##### Given records
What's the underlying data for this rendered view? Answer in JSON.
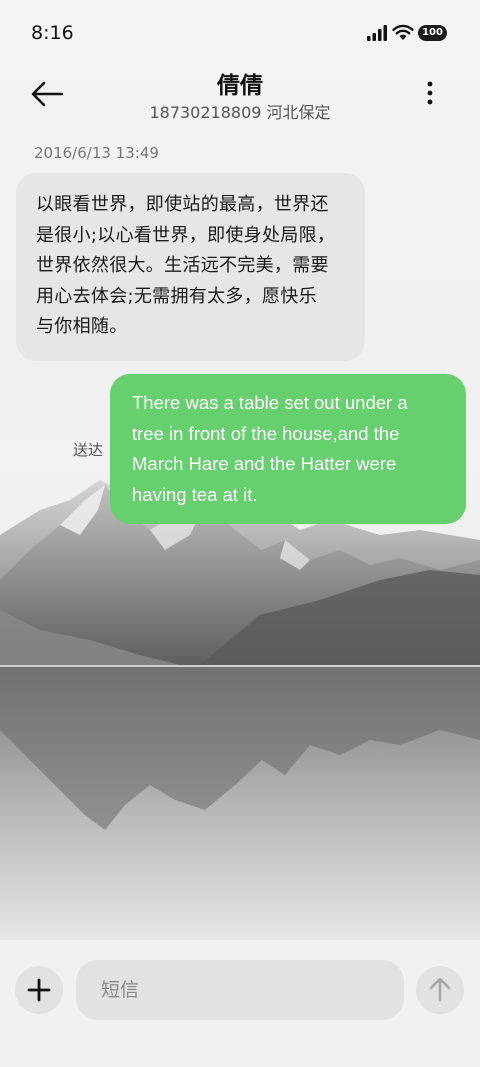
{
  "status_bar": {
    "time": "8:16",
    "battery": "100",
    "icons": [
      "signal-icon",
      "wifi-icon",
      "battery-icon"
    ]
  },
  "header": {
    "contact_name": "倩倩",
    "contact_detail": "18730218809 河北保定",
    "back_icon": "arrow-left-icon",
    "more_icon": "more-vertical-icon"
  },
  "conversation": {
    "timestamp": "2016/6/13 13:49",
    "messages": [
      {
        "direction": "incoming",
        "lines": [
          "以眼看世界，即使站的最高，世界还",
          "是很小;以心看世界，即使身处局限，",
          "世界依然很大。生活远不完美，需要",
          "用心去体会;无需拥有太多，愿快乐",
          "与你相随。"
        ]
      },
      {
        "direction": "outgoing",
        "lines": [
          "There was a table set out under a",
          "tree in front of the house,and the",
          "March Hare and the Hatter were",
          "having tea at it."
        ],
        "status": "送达"
      }
    ]
  },
  "composer": {
    "placeholder": "短信",
    "add_icon": "plus-icon",
    "send_icon": "arrow-up-icon"
  },
  "colors": {
    "outgoing_bubble": "#66cf6e",
    "incoming_bubble": "#e6e6e6"
  }
}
##########
▸ **Set problem**
Leave out the pictures and print each record exactly as it stands.

▸ **Worked answer**
What's the underlying data for this rendered view? Answer in JSON.
{
  "status_bar": {
    "time": "8:16",
    "battery": "100",
    "icons": [
      "signal-icon",
      "wifi-icon",
      "battery-icon"
    ]
  },
  "header": {
    "contact_name": "倩倩",
    "contact_detail": "18730218809 河北保定",
    "back_icon": "arrow-left-icon",
    "more_icon": "more-vertical-icon"
  },
  "conversation": {
    "timestamp": "2016/6/13 13:49",
    "messages": [
      {
        "direction": "incoming",
        "lines": [
          "以眼看世界，即使站的最高，世界还",
          "是很小;以心看世界，即使身处局限，",
          "世界依然很大。生活远不完美，需要",
          "用心去体会;无需拥有太多，愿快乐",
          "与你相随。"
        ]
      },
      {
        "direction": "outgoing",
        "lines": [
          "There was a table set out under a",
          "tree in front of the house,and the",
          "March Hare and the Hatter were",
          "having tea at it."
        ],
        "status": "送达"
      }
    ]
  },
  "composer": {
    "placeholder": "短信",
    "add_icon": "plus-icon",
    "send_icon": "arrow-up-icon"
  },
  "colors": {
    "outgoing_bubble": "#66cf6e",
    "incoming_bubble": "#e6e6e6"
  }
}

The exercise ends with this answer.